(RECORDS SUPPLIED):
* Start *

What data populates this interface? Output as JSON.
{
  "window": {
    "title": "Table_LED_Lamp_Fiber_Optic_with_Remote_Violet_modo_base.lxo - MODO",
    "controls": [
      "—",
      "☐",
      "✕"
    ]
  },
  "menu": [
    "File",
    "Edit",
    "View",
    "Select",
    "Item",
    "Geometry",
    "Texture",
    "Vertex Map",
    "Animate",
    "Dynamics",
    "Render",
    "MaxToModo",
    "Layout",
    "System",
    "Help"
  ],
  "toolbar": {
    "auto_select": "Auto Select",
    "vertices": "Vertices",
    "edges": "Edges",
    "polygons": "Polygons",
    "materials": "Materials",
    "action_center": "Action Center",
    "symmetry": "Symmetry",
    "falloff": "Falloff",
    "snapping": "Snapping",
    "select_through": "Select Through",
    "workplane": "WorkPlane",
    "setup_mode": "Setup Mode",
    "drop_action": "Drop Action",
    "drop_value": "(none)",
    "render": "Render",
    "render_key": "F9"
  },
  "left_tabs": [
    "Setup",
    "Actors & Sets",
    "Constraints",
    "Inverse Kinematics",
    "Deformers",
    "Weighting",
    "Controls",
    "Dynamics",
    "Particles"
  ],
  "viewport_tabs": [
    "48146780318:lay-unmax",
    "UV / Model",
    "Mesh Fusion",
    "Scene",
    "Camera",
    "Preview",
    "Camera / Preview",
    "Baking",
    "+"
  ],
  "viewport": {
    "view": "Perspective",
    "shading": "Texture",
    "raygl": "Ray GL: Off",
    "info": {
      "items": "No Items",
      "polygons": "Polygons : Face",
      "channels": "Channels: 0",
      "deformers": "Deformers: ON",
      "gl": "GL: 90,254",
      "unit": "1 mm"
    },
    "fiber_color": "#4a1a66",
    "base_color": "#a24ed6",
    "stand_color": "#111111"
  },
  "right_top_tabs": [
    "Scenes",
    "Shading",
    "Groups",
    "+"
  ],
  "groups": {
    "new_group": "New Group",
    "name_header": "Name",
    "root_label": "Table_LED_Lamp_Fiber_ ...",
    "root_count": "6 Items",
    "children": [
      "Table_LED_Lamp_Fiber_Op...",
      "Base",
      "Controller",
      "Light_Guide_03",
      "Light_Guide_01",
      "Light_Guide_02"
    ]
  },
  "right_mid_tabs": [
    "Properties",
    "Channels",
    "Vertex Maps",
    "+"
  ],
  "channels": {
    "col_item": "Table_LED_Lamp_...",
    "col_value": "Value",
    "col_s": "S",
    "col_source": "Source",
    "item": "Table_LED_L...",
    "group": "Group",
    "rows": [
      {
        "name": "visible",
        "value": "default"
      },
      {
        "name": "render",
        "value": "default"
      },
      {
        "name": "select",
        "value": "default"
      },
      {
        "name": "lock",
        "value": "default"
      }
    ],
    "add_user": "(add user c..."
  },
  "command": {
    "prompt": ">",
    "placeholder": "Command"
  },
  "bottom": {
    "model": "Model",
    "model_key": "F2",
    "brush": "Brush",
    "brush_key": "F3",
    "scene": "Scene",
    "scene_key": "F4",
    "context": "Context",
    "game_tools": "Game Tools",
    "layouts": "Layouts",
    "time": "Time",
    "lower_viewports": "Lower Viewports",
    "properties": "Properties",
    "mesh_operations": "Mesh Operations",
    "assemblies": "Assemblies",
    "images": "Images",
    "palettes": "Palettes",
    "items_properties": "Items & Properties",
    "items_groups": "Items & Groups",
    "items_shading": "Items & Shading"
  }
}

* End *

Repeat the entries above exactly, leaving nothing out.

(REPLY TO THE EXERCISE):
What data populates this interface? Output as JSON.
{
  "window": {
    "title": "Table_LED_Lamp_Fiber_Optic_with_Remote_Violet_modo_base.lxo - MODO",
    "controls": [
      "—",
      "☐",
      "✕"
    ]
  },
  "menu": [
    "File",
    "Edit",
    "View",
    "Select",
    "Item",
    "Geometry",
    "Texture",
    "Vertex Map",
    "Animate",
    "Dynamics",
    "Render",
    "MaxToModo",
    "Layout",
    "System",
    "Help"
  ],
  "toolbar": {
    "auto_select": "Auto Select",
    "vertices": "Vertices",
    "edges": "Edges",
    "polygons": "Polygons",
    "materials": "Materials",
    "action_center": "Action Center",
    "symmetry": "Symmetry",
    "falloff": "Falloff",
    "snapping": "Snapping",
    "select_through": "Select Through",
    "workplane": "WorkPlane",
    "setup_mode": "Setup Mode",
    "drop_action": "Drop Action",
    "drop_value": "(none)",
    "render": "Render",
    "render_key": "F9"
  },
  "left_tabs": [
    "Setup",
    "Actors & Sets",
    "Constraints",
    "Inverse Kinematics",
    "Deformers",
    "Weighting",
    "Controls",
    "Dynamics",
    "Particles"
  ],
  "viewport_tabs": [
    "48146780318:lay-unmax",
    "UV / Model",
    "Mesh Fusion",
    "Scene",
    "Camera",
    "Preview",
    "Camera / Preview",
    "Baking",
    "+"
  ],
  "viewport": {
    "view": "Perspective",
    "shading": "Texture",
    "raygl": "Ray GL: Off",
    "info": {
      "items": "No Items",
      "polygons": "Polygons : Face",
      "channels": "Channels: 0",
      "deformers": "Deformers: ON",
      "gl": "GL: 90,254",
      "unit": "1 mm"
    },
    "fiber_color": "#4a1a66",
    "base_color": "#a24ed6",
    "stand_color": "#111111"
  },
  "right_top_tabs": [
    "Scenes",
    "Shading",
    "Groups",
    "+"
  ],
  "groups": {
    "new_group": "New Group",
    "name_header": "Name",
    "root_label": "Table_LED_Lamp_Fiber_ ...",
    "root_count": "6 Items",
    "children": [
      "Table_LED_Lamp_Fiber_Op...",
      "Base",
      "Controller",
      "Light_Guide_03",
      "Light_Guide_01",
      "Light_Guide_02"
    ]
  },
  "right_mid_tabs": [
    "Properties",
    "Channels",
    "Vertex Maps",
    "+"
  ],
  "channels": {
    "col_item": "Table_LED_Lamp_...",
    "col_value": "Value",
    "col_s": "S",
    "col_source": "Source",
    "item": "Table_LED_L...",
    "group": "Group",
    "rows": [
      {
        "name": "visible",
        "value": "default"
      },
      {
        "name": "render",
        "value": "default"
      },
      {
        "name": "select",
        "value": "default"
      },
      {
        "name": "lock",
        "value": "default"
      }
    ],
    "add_user": "(add user c..."
  },
  "command": {
    "prompt": ">",
    "placeholder": "Command"
  },
  "bottom": {
    "model": "Model",
    "model_key": "F2",
    "brush": "Brush",
    "brush_key": "F3",
    "scene": "Scene",
    "scene_key": "F4",
    "context": "Context",
    "game_tools": "Game Tools",
    "layouts": "Layouts",
    "time": "Time",
    "lower_viewports": "Lower Viewports",
    "properties": "Properties",
    "mesh_operations": "Mesh Operations",
    "assemblies": "Assemblies",
    "images": "Images",
    "palettes": "Palettes",
    "items_properties": "Items & Properties",
    "items_groups": "Items & Groups",
    "items_shading": "Items & Shading"
  }
}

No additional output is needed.